* Stated exercise: Where the word "ylabel" occurs in a line, return that line.

>>>

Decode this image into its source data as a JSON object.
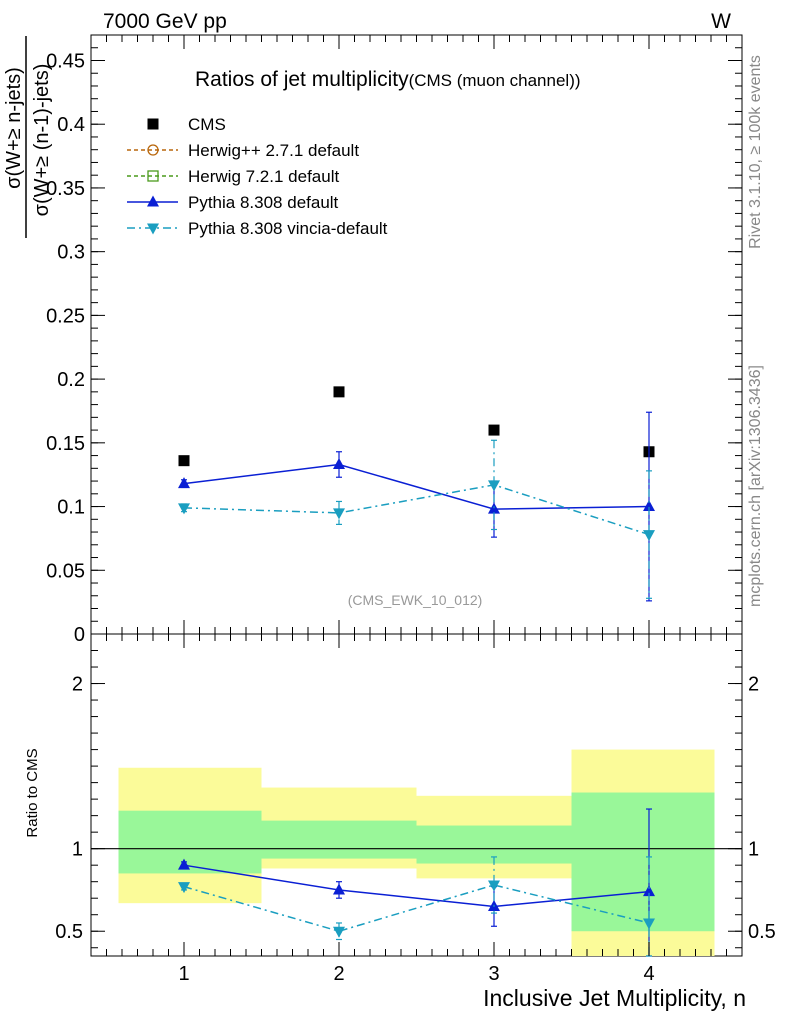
{
  "header": {
    "left": "7000 GeV pp",
    "right": "W"
  },
  "side_text": {
    "rivet": "Rivet 3.1.10, ≥ 100k events",
    "mcplots": "mcplots.cern.ch [arXiv:1306.3436]"
  },
  "colors": {
    "cms": "#000000",
    "herwigpp": "#b8660b",
    "herwig7": "#4a9a1c",
    "pythia": "#0a1fd4",
    "vincia": "#1a9ec0",
    "band_inner": "#99f799",
    "band_outer": "#fbfb99"
  },
  "chart_data": [
    {
      "type": "scatter",
      "title": "Ratios of jet multiplicity",
      "subtitle": "(CMS (muon channel))",
      "ylabel": "σ(W+≥ n-jets) / σ(W+≥ (n-1)-jets)",
      "xlabel": "",
      "watermark": "(CMS_EWK_10_012)",
      "x": [
        1,
        2,
        3,
        4
      ],
      "xlim": [
        0.4,
        4.6
      ],
      "ylim": [
        0,
        0.47
      ],
      "yticks": [
        "0",
        "0.05",
        "0.1",
        "0.15",
        "0.2",
        "0.25",
        "0.3",
        "0.35",
        "0.4",
        "0.45"
      ],
      "legend_position": "top-left",
      "series": [
        {
          "name": "CMS",
          "style": "marker",
          "values": [
            0.136,
            0.19,
            0.16,
            0.143
          ]
        },
        {
          "name": "Herwig++ 2.7.1 default",
          "style": "dashed-circle",
          "values": []
        },
        {
          "name": "Herwig 7.2.1 default",
          "style": "dashed-square",
          "values": []
        },
        {
          "name": "Pythia 8.308 default",
          "style": "solid-triangle-up",
          "values": [
            0.118,
            0.133,
            0.098,
            0.1
          ],
          "errors": [
            0.003,
            0.01,
            0.022,
            0.074
          ]
        },
        {
          "name": "Pythia 8.308 vincia-default",
          "style": "dashdot-triangle-down",
          "values": [
            0.099,
            0.095,
            0.117,
            0.078
          ],
          "errors": [
            0.003,
            0.009,
            0.035,
            0.05
          ]
        }
      ]
    },
    {
      "type": "scatter",
      "title": "",
      "ylabel": "Ratio to CMS",
      "xlabel": "Inclusive Jet Multiplicity, n",
      "x": [
        1,
        2,
        3,
        4
      ],
      "xlim": [
        0.4,
        4.6
      ],
      "ylim": [
        0.35,
        2.3
      ],
      "yticks": [
        "0.5",
        "1",
        "2"
      ],
      "xticks": [
        "1",
        "2",
        "3",
        "4"
      ],
      "bands": {
        "bins": [
          [
            0.5,
            1.5
          ],
          [
            1.5,
            2.5
          ],
          [
            2.5,
            3.5
          ],
          [
            3.5,
            4.5
          ]
        ],
        "inner": [
          [
            0.85,
            1.23
          ],
          [
            0.94,
            1.17
          ],
          [
            0.91,
            1.14
          ],
          [
            0.5,
            1.34
          ]
        ],
        "outer": [
          [
            0.67,
            1.49
          ],
          [
            0.88,
            1.37
          ],
          [
            0.82,
            1.32
          ],
          [
            0.35,
            1.6
          ]
        ]
      },
      "series": [
        {
          "name": "Pythia 8.308 default",
          "style": "solid-triangle-up",
          "values": [
            0.9,
            0.75,
            0.65,
            0.74
          ],
          "errors": [
            0.02,
            0.05,
            0.12,
            0.5
          ]
        },
        {
          "name": "Pythia 8.308 vincia-default",
          "style": "dashdot-triangle-down",
          "values": [
            0.77,
            0.5,
            0.78,
            0.55
          ],
          "errors": [
            0.02,
            0.05,
            0.17,
            0.4
          ]
        }
      ]
    }
  ]
}
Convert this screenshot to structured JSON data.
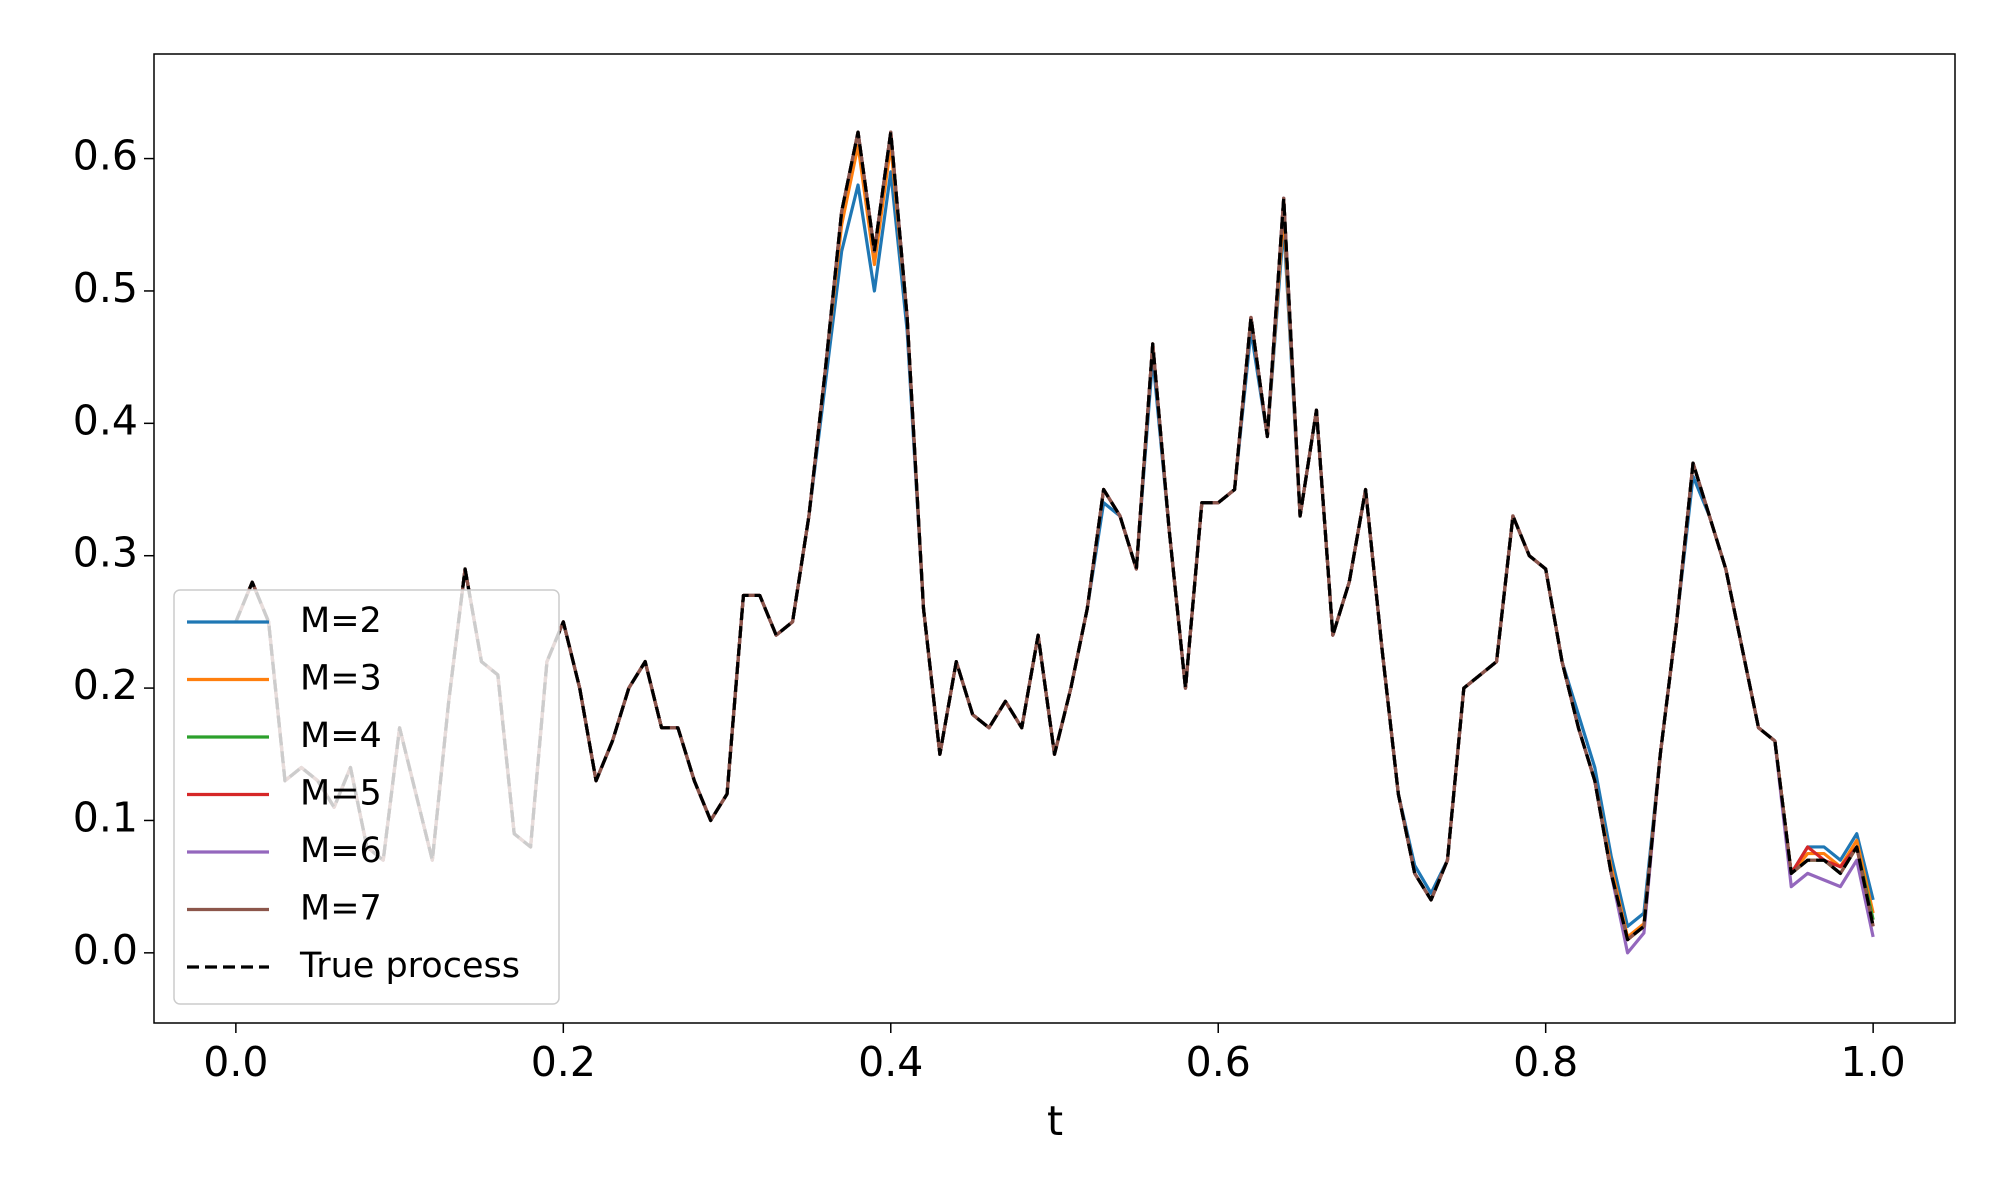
{
  "chart_data": {
    "type": "line",
    "xlabel": "t",
    "x": [
      0.0,
      0.01,
      0.02,
      0.03,
      0.04,
      0.05,
      0.06,
      0.07,
      0.08,
      0.09,
      0.1,
      0.11,
      0.12,
      0.13,
      0.14,
      0.15,
      0.16,
      0.17,
      0.18,
      0.19,
      0.2,
      0.21,
      0.22,
      0.23,
      0.24,
      0.25,
      0.26,
      0.27,
      0.28,
      0.29,
      0.3,
      0.31,
      0.32,
      0.33,
      0.34,
      0.35,
      0.36,
      0.37,
      0.38,
      0.39,
      0.4,
      0.41,
      0.42,
      0.43,
      0.44,
      0.45,
      0.46,
      0.47,
      0.48,
      0.49,
      0.5,
      0.51,
      0.52,
      0.53,
      0.54,
      0.55,
      0.56,
      0.57,
      0.58,
      0.59,
      0.6,
      0.61,
      0.62,
      0.63,
      0.64,
      0.65,
      0.66,
      0.67,
      0.68,
      0.69,
      0.7,
      0.71,
      0.72,
      0.73,
      0.74,
      0.75,
      0.76,
      0.77,
      0.78,
      0.79,
      0.8,
      0.81,
      0.82,
      0.83,
      0.84,
      0.85,
      0.86,
      0.87,
      0.88,
      0.89,
      0.9,
      0.91,
      0.92,
      0.93,
      0.94,
      0.95,
      0.96,
      0.97,
      0.98,
      0.99,
      1.0
    ],
    "series": [
      {
        "name": "M=2",
        "color": "#1f77b4",
        "values": [
          0.25,
          0.28,
          0.25,
          0.13,
          0.14,
          0.13,
          0.11,
          0.14,
          0.08,
          0.07,
          0.17,
          0.12,
          0.07,
          0.19,
          0.29,
          0.22,
          0.21,
          0.09,
          0.08,
          0.22,
          0.25,
          0.2,
          0.13,
          0.16,
          0.2,
          0.22,
          0.17,
          0.17,
          0.13,
          0.1,
          0.12,
          0.27,
          0.27,
          0.24,
          0.25,
          0.33,
          0.43,
          0.53,
          0.58,
          0.5,
          0.59,
          0.47,
          0.26,
          0.15,
          0.22,
          0.18,
          0.17,
          0.19,
          0.17,
          0.24,
          0.15,
          0.2,
          0.26,
          0.34,
          0.33,
          0.29,
          0.45,
          0.32,
          0.2,
          0.34,
          0.34,
          0.35,
          0.47,
          0.39,
          0.55,
          0.33,
          0.41,
          0.24,
          0.28,
          0.35,
          0.23,
          0.12,
          0.066,
          0.045,
          0.07,
          0.2,
          0.21,
          0.22,
          0.33,
          0.3,
          0.29,
          0.22,
          0.18,
          0.14,
          0.073,
          0.02,
          0.03,
          0.15,
          0.25,
          0.36,
          0.33,
          0.29,
          0.23,
          0.17,
          0.16,
          0.06,
          0.08,
          0.08,
          0.07,
          0.09,
          0.04
        ]
      },
      {
        "name": "M=3",
        "color": "#ff7f0e",
        "values": [
          0.25,
          0.28,
          0.25,
          0.13,
          0.14,
          0.13,
          0.11,
          0.14,
          0.08,
          0.07,
          0.17,
          0.12,
          0.07,
          0.19,
          0.29,
          0.22,
          0.21,
          0.09,
          0.08,
          0.22,
          0.25,
          0.2,
          0.13,
          0.16,
          0.2,
          0.22,
          0.17,
          0.17,
          0.13,
          0.1,
          0.12,
          0.27,
          0.27,
          0.24,
          0.25,
          0.33,
          0.44,
          0.55,
          0.61,
          0.52,
          0.61,
          0.48,
          0.26,
          0.15,
          0.22,
          0.18,
          0.17,
          0.19,
          0.17,
          0.24,
          0.15,
          0.2,
          0.26,
          0.35,
          0.33,
          0.29,
          0.46,
          0.32,
          0.2,
          0.34,
          0.34,
          0.35,
          0.48,
          0.39,
          0.56,
          0.33,
          0.41,
          0.24,
          0.28,
          0.35,
          0.23,
          0.12,
          0.06,
          0.04,
          0.07,
          0.2,
          0.21,
          0.22,
          0.33,
          0.3,
          0.29,
          0.22,
          0.17,
          0.13,
          0.065,
          0.012,
          0.022,
          0.15,
          0.25,
          0.37,
          0.33,
          0.29,
          0.23,
          0.17,
          0.16,
          0.06,
          0.075,
          0.075,
          0.065,
          0.085,
          0.03
        ]
      },
      {
        "name": "M=4",
        "color": "#2ca02c",
        "values": [
          0.25,
          0.28,
          0.25,
          0.13,
          0.14,
          0.13,
          0.11,
          0.14,
          0.08,
          0.07,
          0.17,
          0.12,
          0.07,
          0.19,
          0.29,
          0.22,
          0.21,
          0.09,
          0.08,
          0.22,
          0.25,
          0.2,
          0.13,
          0.16,
          0.2,
          0.22,
          0.17,
          0.17,
          0.13,
          0.1,
          0.12,
          0.27,
          0.27,
          0.24,
          0.25,
          0.33,
          0.44,
          0.56,
          0.62,
          0.53,
          0.62,
          0.48,
          0.26,
          0.15,
          0.22,
          0.18,
          0.17,
          0.19,
          0.17,
          0.24,
          0.15,
          0.2,
          0.26,
          0.35,
          0.33,
          0.29,
          0.46,
          0.32,
          0.2,
          0.34,
          0.34,
          0.35,
          0.48,
          0.39,
          0.57,
          0.33,
          0.41,
          0.24,
          0.28,
          0.35,
          0.23,
          0.12,
          0.06,
          0.04,
          0.07,
          0.2,
          0.21,
          0.22,
          0.33,
          0.3,
          0.29,
          0.22,
          0.17,
          0.13,
          0.06,
          0.01,
          0.02,
          0.15,
          0.25,
          0.37,
          0.33,
          0.29,
          0.23,
          0.17,
          0.16,
          0.06,
          0.07,
          0.07,
          0.06,
          0.08,
          0.025
        ]
      },
      {
        "name": "M=5",
        "color": "#d62728",
        "values": [
          0.25,
          0.28,
          0.25,
          0.13,
          0.14,
          0.13,
          0.11,
          0.14,
          0.08,
          0.07,
          0.17,
          0.12,
          0.07,
          0.19,
          0.29,
          0.22,
          0.21,
          0.09,
          0.08,
          0.22,
          0.25,
          0.2,
          0.13,
          0.16,
          0.2,
          0.22,
          0.17,
          0.17,
          0.13,
          0.1,
          0.12,
          0.27,
          0.27,
          0.24,
          0.25,
          0.33,
          0.44,
          0.56,
          0.62,
          0.53,
          0.62,
          0.48,
          0.26,
          0.15,
          0.22,
          0.18,
          0.17,
          0.19,
          0.17,
          0.24,
          0.15,
          0.2,
          0.26,
          0.35,
          0.33,
          0.29,
          0.46,
          0.32,
          0.2,
          0.34,
          0.34,
          0.35,
          0.48,
          0.39,
          0.57,
          0.33,
          0.41,
          0.24,
          0.28,
          0.35,
          0.23,
          0.12,
          0.06,
          0.04,
          0.07,
          0.2,
          0.21,
          0.22,
          0.33,
          0.3,
          0.29,
          0.22,
          0.17,
          0.13,
          0.06,
          0.01,
          0.02,
          0.15,
          0.25,
          0.37,
          0.33,
          0.29,
          0.23,
          0.17,
          0.16,
          0.06,
          0.08,
          0.07,
          0.065,
          0.08,
          0.02
        ]
      },
      {
        "name": "M=6",
        "color": "#9467bd",
        "values": [
          0.25,
          0.28,
          0.25,
          0.13,
          0.14,
          0.13,
          0.11,
          0.14,
          0.08,
          0.07,
          0.17,
          0.12,
          0.07,
          0.19,
          0.29,
          0.22,
          0.21,
          0.09,
          0.08,
          0.22,
          0.25,
          0.2,
          0.13,
          0.16,
          0.2,
          0.22,
          0.17,
          0.17,
          0.13,
          0.1,
          0.12,
          0.27,
          0.27,
          0.24,
          0.25,
          0.33,
          0.44,
          0.56,
          0.62,
          0.53,
          0.62,
          0.48,
          0.26,
          0.15,
          0.22,
          0.18,
          0.17,
          0.19,
          0.17,
          0.24,
          0.15,
          0.2,
          0.26,
          0.35,
          0.33,
          0.29,
          0.46,
          0.32,
          0.2,
          0.34,
          0.34,
          0.35,
          0.48,
          0.39,
          0.57,
          0.33,
          0.41,
          0.24,
          0.28,
          0.35,
          0.23,
          0.12,
          0.06,
          0.04,
          0.07,
          0.2,
          0.21,
          0.22,
          0.33,
          0.3,
          0.29,
          0.22,
          0.17,
          0.13,
          0.06,
          0.0,
          0.015,
          0.15,
          0.25,
          0.37,
          0.33,
          0.29,
          0.23,
          0.17,
          0.16,
          0.05,
          0.06,
          0.055,
          0.05,
          0.07,
          0.012
        ]
      },
      {
        "name": "M=7",
        "color": "#8c564b",
        "values": [
          0.25,
          0.28,
          0.25,
          0.13,
          0.14,
          0.13,
          0.11,
          0.14,
          0.08,
          0.07,
          0.17,
          0.12,
          0.07,
          0.19,
          0.29,
          0.22,
          0.21,
          0.09,
          0.08,
          0.22,
          0.25,
          0.2,
          0.13,
          0.16,
          0.2,
          0.22,
          0.17,
          0.17,
          0.13,
          0.1,
          0.12,
          0.27,
          0.27,
          0.24,
          0.25,
          0.33,
          0.44,
          0.56,
          0.62,
          0.53,
          0.62,
          0.48,
          0.26,
          0.15,
          0.22,
          0.18,
          0.17,
          0.19,
          0.17,
          0.24,
          0.15,
          0.2,
          0.26,
          0.35,
          0.33,
          0.29,
          0.46,
          0.32,
          0.2,
          0.34,
          0.34,
          0.35,
          0.48,
          0.39,
          0.57,
          0.33,
          0.41,
          0.24,
          0.28,
          0.35,
          0.23,
          0.12,
          0.06,
          0.04,
          0.07,
          0.2,
          0.21,
          0.22,
          0.33,
          0.3,
          0.29,
          0.22,
          0.17,
          0.13,
          0.06,
          0.01,
          0.02,
          0.15,
          0.25,
          0.37,
          0.33,
          0.29,
          0.23,
          0.17,
          0.16,
          0.06,
          0.07,
          0.07,
          0.06,
          0.08,
          0.02
        ]
      },
      {
        "name": "True process",
        "color": "#000000",
        "linestyle": "--",
        "values": [
          0.25,
          0.28,
          0.25,
          0.13,
          0.14,
          0.13,
          0.11,
          0.14,
          0.08,
          0.07,
          0.17,
          0.12,
          0.07,
          0.19,
          0.29,
          0.22,
          0.21,
          0.09,
          0.08,
          0.22,
          0.25,
          0.2,
          0.13,
          0.16,
          0.2,
          0.22,
          0.17,
          0.17,
          0.13,
          0.1,
          0.12,
          0.27,
          0.27,
          0.24,
          0.25,
          0.33,
          0.44,
          0.56,
          0.62,
          0.53,
          0.62,
          0.48,
          0.26,
          0.15,
          0.22,
          0.18,
          0.17,
          0.19,
          0.17,
          0.24,
          0.15,
          0.2,
          0.26,
          0.35,
          0.33,
          0.29,
          0.46,
          0.32,
          0.2,
          0.34,
          0.34,
          0.35,
          0.48,
          0.39,
          0.57,
          0.33,
          0.41,
          0.24,
          0.28,
          0.35,
          0.23,
          0.12,
          0.06,
          0.04,
          0.07,
          0.2,
          0.21,
          0.22,
          0.33,
          0.3,
          0.29,
          0.22,
          0.17,
          0.13,
          0.06,
          0.01,
          0.02,
          0.15,
          0.25,
          0.37,
          0.33,
          0.29,
          0.23,
          0.17,
          0.16,
          0.06,
          0.07,
          0.07,
          0.06,
          0.08,
          0.02
        ]
      }
    ],
    "xlim": [
      -0.05,
      1.05
    ],
    "xticks": [
      {
        "value": 0,
        "label": "0.0"
      },
      0.2,
      0.4,
      0.6,
      0.8,
      {
        "value": 1,
        "label": "1.0"
      }
    ],
    "ylim": [
      -0.053,
      0.679
    ],
    "yticks": [
      {
        "value": 0,
        "label": "0.0"
      },
      0.1,
      0.2,
      0.3,
      0.4,
      0.5,
      0.6
    ],
    "grid": false,
    "legend": "lower left"
  }
}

<<<

* Output for this task:
      "ylabel": "σ(W+≥ n-jets) / σ(W+≥ (n-1)-jets)",
      "ylabel": "Ratio to CMS",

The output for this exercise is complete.